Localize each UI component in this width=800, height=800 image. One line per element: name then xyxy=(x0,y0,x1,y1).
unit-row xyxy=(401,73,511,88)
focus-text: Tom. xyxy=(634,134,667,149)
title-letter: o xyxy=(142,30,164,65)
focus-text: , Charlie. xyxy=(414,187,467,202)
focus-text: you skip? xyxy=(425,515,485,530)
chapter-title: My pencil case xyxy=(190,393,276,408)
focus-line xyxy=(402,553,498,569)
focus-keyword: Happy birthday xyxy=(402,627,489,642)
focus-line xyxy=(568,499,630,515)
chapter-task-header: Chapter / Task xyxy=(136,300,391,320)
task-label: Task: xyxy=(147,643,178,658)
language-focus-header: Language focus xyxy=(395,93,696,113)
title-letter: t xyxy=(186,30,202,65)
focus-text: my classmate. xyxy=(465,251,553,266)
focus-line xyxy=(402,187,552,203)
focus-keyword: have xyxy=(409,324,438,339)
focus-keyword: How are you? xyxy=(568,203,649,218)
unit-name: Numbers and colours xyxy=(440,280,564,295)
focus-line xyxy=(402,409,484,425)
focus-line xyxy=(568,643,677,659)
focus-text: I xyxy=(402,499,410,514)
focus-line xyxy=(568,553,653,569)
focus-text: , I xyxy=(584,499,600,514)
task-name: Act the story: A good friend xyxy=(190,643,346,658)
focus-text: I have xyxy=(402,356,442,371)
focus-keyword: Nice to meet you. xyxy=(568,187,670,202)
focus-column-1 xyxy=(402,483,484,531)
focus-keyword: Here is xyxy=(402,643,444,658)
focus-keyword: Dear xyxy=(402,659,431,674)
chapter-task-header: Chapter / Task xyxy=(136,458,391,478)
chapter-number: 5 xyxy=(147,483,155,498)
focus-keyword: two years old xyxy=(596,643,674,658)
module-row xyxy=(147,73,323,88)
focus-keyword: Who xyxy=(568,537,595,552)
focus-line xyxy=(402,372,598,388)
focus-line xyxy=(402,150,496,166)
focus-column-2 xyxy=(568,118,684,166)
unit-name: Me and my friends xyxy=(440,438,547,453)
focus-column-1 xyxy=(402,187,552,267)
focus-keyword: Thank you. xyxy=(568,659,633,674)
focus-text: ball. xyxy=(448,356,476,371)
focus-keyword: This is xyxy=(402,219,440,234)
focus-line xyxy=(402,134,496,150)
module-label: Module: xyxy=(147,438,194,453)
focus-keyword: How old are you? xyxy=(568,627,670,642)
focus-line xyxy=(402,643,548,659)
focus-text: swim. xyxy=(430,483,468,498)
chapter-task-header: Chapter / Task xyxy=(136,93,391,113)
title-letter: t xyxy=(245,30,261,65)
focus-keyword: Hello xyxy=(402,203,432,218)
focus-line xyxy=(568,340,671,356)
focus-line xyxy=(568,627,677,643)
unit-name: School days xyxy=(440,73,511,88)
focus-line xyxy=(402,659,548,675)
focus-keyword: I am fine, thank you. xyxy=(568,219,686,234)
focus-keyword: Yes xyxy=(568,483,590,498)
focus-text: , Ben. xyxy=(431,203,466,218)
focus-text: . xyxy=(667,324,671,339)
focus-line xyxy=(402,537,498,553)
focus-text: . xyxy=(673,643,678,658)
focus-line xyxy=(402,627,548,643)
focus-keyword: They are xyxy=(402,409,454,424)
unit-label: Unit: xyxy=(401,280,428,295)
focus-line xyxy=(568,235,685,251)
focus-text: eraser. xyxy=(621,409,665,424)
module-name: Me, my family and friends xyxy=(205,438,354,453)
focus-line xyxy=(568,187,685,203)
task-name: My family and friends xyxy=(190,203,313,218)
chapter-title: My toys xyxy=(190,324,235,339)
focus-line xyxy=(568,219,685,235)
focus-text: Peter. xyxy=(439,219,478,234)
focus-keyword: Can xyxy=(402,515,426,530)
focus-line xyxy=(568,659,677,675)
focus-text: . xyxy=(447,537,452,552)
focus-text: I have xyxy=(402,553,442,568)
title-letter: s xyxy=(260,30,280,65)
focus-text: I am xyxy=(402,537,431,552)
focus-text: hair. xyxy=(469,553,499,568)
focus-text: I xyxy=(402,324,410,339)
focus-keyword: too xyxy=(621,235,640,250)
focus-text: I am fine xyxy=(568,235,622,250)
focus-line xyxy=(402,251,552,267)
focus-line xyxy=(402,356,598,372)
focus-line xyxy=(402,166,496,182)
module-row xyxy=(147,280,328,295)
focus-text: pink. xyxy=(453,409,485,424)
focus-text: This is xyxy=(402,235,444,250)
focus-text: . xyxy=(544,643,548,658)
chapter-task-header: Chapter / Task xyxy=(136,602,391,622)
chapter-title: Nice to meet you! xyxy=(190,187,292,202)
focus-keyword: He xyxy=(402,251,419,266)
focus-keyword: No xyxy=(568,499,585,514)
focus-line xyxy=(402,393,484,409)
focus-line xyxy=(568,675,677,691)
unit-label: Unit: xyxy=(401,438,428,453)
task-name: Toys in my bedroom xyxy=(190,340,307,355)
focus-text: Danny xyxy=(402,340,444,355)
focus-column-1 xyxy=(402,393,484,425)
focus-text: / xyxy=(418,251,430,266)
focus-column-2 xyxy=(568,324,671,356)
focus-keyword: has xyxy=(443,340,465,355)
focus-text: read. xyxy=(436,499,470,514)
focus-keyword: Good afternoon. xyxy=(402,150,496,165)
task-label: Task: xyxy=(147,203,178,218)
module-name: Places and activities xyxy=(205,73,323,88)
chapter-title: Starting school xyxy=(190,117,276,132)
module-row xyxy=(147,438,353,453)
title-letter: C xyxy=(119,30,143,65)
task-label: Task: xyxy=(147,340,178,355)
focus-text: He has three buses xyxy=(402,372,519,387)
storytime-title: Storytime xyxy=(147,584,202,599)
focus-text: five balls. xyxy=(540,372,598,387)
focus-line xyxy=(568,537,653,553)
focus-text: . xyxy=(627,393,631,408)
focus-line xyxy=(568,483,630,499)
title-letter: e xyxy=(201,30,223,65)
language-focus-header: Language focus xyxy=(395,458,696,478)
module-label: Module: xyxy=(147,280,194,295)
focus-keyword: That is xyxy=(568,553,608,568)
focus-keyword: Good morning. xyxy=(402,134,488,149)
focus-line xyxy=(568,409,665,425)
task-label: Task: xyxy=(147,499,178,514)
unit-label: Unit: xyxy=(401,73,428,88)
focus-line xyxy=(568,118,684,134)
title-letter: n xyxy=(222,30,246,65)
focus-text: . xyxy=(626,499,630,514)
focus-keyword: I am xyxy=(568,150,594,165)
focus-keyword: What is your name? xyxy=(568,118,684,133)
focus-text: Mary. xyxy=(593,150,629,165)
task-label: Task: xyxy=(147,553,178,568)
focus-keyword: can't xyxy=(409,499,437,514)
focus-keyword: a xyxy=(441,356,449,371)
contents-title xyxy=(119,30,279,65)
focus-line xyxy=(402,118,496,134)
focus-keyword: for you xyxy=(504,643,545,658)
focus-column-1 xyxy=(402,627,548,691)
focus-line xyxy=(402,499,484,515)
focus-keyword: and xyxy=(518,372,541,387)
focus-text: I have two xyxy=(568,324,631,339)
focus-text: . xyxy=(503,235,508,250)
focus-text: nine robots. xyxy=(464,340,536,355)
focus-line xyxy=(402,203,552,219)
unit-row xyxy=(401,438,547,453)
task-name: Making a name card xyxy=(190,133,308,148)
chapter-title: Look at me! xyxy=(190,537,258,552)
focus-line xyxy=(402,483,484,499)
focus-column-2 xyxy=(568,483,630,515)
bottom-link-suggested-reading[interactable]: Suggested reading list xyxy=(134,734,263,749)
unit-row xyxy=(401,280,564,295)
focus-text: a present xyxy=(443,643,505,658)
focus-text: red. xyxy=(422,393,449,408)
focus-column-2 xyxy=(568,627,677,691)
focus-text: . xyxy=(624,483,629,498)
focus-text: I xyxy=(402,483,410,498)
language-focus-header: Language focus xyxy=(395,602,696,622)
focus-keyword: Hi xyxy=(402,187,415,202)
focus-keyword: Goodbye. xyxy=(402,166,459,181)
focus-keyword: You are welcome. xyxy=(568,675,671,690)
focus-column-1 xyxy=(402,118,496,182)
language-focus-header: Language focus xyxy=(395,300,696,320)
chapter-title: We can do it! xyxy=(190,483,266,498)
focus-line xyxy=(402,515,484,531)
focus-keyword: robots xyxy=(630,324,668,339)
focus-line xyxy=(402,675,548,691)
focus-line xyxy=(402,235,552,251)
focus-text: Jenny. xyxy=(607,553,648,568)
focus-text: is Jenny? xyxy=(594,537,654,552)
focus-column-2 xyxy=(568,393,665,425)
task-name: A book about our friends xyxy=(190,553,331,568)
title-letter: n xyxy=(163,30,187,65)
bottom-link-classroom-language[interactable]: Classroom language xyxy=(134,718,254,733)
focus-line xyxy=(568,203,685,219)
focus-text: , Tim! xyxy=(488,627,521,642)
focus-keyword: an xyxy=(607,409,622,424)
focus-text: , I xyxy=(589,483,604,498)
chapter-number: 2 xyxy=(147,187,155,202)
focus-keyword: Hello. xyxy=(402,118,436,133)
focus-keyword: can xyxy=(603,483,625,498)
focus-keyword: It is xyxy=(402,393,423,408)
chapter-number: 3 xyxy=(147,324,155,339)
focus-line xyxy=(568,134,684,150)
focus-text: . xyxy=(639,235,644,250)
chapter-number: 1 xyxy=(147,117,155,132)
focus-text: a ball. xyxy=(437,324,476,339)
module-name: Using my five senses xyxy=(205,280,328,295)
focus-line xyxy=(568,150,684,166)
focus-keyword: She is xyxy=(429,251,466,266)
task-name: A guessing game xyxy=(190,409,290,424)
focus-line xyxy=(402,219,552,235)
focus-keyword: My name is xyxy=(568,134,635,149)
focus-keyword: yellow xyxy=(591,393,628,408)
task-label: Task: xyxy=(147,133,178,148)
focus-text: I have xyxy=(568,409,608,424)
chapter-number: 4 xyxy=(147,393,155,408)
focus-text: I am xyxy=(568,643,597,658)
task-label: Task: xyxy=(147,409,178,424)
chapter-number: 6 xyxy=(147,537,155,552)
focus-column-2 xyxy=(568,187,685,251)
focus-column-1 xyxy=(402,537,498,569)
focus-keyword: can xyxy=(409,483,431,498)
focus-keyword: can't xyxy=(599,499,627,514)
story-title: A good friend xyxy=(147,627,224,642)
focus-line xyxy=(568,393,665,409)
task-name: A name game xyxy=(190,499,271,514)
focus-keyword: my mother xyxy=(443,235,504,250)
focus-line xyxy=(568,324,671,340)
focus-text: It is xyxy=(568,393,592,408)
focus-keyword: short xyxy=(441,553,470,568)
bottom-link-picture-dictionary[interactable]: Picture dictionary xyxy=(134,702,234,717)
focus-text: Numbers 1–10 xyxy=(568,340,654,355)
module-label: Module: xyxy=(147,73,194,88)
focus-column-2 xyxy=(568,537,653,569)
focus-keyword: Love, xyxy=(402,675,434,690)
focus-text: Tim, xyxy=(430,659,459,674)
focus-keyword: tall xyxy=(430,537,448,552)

■ ■ ■ ■ ■

● **CHALLENGE**:
Rewrite the data from its first line up to and including the line with "focus-line xyxy=(568,553,653,569)", changing "My pencil case" to "My school bag" and keeping everything else the same.

● **FINISHED TASK**:
Localize each UI component in this width=800, height=800 image. One line per element: name then xyxy=(x0,y0,x1,y1).
unit-row xyxy=(401,73,511,88)
focus-text: Tom. xyxy=(634,134,667,149)
title-letter: o xyxy=(142,30,164,65)
focus-text: , Charlie. xyxy=(414,187,467,202)
focus-text: you skip? xyxy=(425,515,485,530)
chapter-title: My school bag xyxy=(190,393,276,408)
focus-line xyxy=(402,553,498,569)
focus-keyword: Happy birthday xyxy=(402,627,489,642)
focus-line xyxy=(568,499,630,515)
chapter-task-header: Chapter / Task xyxy=(136,300,391,320)
task-label: Task: xyxy=(147,643,178,658)
language-focus-header: Language focus xyxy=(395,93,696,113)
title-letter: t xyxy=(186,30,202,65)
focus-text: my classmate. xyxy=(465,251,553,266)
focus-line xyxy=(402,187,552,203)
focus-keyword: have xyxy=(409,324,438,339)
focus-keyword: How are you? xyxy=(568,203,649,218)
unit-name: Numbers and colours xyxy=(440,280,564,295)
focus-line xyxy=(402,409,484,425)
focus-line xyxy=(568,643,677,659)
focus-text: I xyxy=(402,499,410,514)
focus-line xyxy=(568,553,653,569)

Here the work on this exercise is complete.